STORED RECORDS
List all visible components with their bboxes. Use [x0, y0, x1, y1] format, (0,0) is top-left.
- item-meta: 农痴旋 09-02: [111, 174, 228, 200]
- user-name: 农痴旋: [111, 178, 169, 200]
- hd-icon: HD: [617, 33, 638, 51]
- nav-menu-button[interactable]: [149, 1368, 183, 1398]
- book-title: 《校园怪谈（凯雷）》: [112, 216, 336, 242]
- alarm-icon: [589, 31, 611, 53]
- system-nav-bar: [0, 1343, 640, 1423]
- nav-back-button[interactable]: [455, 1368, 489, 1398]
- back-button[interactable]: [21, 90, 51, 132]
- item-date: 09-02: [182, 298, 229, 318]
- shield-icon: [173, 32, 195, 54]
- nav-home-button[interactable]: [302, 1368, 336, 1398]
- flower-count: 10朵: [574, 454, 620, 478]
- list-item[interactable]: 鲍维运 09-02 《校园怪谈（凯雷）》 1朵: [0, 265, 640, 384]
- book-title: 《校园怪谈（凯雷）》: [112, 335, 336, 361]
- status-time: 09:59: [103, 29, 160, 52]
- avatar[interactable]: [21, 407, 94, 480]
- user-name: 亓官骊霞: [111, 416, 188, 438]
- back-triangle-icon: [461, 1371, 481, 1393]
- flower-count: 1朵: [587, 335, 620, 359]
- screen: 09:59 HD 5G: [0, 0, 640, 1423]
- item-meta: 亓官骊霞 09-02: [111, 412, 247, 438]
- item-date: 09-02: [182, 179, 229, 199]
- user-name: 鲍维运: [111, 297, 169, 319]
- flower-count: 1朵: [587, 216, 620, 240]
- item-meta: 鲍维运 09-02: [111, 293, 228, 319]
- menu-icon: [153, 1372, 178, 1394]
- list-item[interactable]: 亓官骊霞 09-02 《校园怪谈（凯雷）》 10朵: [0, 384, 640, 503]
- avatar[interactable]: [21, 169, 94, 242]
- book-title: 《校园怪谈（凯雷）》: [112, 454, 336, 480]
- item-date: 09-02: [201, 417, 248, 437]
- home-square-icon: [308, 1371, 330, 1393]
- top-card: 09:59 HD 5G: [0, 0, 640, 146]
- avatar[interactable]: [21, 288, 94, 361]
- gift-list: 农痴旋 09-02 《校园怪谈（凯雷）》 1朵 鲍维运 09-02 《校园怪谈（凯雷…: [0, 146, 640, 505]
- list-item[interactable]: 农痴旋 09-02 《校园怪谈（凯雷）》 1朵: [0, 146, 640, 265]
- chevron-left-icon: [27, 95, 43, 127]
---
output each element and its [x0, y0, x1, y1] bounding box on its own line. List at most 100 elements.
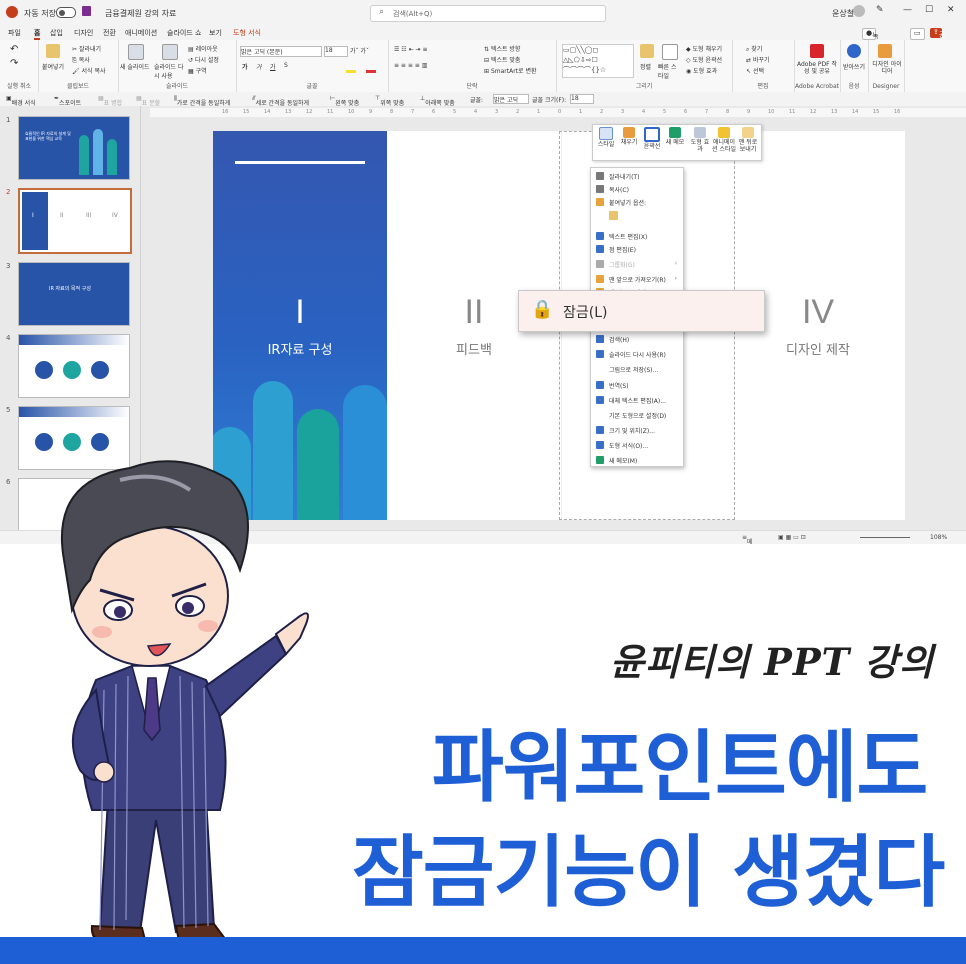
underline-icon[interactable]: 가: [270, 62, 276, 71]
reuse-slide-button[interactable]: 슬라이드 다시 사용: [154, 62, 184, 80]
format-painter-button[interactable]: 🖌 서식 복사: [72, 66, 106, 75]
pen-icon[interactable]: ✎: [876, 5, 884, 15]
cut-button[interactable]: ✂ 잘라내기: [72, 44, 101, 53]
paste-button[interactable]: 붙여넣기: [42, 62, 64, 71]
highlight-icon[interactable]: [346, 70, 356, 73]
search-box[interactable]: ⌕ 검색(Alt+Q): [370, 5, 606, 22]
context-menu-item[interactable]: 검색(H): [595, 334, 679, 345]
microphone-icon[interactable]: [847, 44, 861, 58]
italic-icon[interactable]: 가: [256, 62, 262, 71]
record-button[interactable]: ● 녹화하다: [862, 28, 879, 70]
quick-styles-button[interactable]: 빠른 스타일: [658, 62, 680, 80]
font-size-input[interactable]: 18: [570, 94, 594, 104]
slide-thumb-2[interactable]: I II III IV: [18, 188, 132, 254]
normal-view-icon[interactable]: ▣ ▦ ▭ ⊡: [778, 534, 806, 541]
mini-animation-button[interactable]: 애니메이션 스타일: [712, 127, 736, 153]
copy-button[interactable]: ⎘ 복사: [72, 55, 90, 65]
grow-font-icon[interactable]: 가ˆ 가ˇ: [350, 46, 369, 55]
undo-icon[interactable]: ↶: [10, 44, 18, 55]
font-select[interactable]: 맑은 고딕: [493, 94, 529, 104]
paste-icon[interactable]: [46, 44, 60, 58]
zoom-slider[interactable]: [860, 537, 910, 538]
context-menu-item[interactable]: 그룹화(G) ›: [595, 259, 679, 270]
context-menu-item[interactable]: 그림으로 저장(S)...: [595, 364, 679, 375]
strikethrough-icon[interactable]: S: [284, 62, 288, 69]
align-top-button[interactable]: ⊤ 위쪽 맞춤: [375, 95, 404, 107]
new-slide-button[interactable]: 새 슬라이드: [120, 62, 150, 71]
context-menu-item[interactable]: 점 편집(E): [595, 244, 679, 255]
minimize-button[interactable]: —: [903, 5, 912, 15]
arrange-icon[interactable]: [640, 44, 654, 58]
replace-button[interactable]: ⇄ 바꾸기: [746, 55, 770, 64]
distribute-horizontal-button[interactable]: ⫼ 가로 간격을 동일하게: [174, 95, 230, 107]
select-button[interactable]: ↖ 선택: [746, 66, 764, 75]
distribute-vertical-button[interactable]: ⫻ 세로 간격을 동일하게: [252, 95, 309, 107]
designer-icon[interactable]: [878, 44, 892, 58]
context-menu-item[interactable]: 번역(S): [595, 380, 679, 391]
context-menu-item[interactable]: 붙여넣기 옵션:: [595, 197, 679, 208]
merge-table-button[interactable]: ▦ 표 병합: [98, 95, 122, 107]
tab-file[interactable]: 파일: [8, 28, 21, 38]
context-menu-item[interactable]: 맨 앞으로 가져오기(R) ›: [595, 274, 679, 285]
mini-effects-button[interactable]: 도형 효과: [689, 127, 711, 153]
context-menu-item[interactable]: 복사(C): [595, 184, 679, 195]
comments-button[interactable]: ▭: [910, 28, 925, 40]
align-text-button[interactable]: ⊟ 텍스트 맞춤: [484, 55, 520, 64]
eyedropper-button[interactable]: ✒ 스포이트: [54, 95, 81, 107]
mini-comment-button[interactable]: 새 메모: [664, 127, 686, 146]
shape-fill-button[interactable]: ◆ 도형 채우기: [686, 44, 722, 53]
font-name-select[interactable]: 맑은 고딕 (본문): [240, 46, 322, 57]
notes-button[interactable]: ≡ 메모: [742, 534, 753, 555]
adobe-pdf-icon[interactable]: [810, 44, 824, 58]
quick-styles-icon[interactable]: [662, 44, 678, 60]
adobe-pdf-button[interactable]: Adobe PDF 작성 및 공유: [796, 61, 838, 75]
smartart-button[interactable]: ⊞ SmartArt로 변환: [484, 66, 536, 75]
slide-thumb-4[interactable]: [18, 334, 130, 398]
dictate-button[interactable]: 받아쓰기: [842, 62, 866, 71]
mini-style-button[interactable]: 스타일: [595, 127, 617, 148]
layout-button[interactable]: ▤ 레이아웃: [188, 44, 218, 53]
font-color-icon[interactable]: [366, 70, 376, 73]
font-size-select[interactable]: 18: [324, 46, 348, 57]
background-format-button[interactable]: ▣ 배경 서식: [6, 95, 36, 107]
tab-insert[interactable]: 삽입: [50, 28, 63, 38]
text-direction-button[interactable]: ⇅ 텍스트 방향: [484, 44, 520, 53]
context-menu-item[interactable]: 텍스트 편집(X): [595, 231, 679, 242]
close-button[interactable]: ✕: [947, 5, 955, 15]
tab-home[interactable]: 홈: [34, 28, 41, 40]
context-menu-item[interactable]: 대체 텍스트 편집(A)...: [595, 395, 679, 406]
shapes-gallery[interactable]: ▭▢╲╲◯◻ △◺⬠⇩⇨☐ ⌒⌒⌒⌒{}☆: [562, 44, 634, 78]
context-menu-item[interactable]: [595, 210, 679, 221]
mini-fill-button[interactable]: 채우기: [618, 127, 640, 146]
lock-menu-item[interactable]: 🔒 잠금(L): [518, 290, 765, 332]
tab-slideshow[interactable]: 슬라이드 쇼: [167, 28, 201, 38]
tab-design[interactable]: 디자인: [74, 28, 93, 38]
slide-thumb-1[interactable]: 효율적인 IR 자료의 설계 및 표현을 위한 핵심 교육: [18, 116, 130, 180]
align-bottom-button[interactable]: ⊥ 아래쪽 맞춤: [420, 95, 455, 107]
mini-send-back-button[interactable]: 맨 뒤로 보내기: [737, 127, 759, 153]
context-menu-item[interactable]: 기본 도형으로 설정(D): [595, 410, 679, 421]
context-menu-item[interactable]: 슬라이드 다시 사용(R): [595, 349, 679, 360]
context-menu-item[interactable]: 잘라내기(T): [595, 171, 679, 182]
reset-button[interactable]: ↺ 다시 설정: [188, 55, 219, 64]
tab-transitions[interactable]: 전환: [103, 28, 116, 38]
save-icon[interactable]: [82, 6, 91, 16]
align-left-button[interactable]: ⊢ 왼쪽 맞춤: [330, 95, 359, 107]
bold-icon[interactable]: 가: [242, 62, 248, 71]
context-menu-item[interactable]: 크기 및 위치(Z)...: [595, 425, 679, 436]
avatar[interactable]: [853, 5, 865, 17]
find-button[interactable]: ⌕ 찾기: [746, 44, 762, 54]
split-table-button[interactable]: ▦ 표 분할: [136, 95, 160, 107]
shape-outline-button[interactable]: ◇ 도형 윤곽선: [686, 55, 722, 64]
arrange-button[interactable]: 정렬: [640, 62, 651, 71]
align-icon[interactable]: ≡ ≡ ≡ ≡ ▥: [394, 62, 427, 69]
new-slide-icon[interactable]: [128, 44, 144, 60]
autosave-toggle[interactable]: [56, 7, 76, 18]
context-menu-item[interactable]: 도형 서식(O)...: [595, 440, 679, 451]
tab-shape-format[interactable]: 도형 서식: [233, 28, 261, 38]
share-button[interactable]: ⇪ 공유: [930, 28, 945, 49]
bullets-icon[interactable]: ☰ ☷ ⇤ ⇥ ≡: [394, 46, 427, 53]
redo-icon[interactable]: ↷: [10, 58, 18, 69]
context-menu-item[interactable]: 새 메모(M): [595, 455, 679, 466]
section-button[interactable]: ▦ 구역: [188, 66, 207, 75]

WHAT IS REQUIRED
Filter the lines above down to those containing the word "name". Case counts, so match uppercase and lowercase letters precisely.

RESULT OF THE EXERCISE
- user-name: 农痴旋: [111, 178, 169, 200]
- user-name: 亓官骊霞: [111, 416, 188, 438]
- user-name: 鲍维运: [111, 297, 169, 319]
font-name-select[interactable]: 맑은 고딕 (본문): [240, 46, 322, 57]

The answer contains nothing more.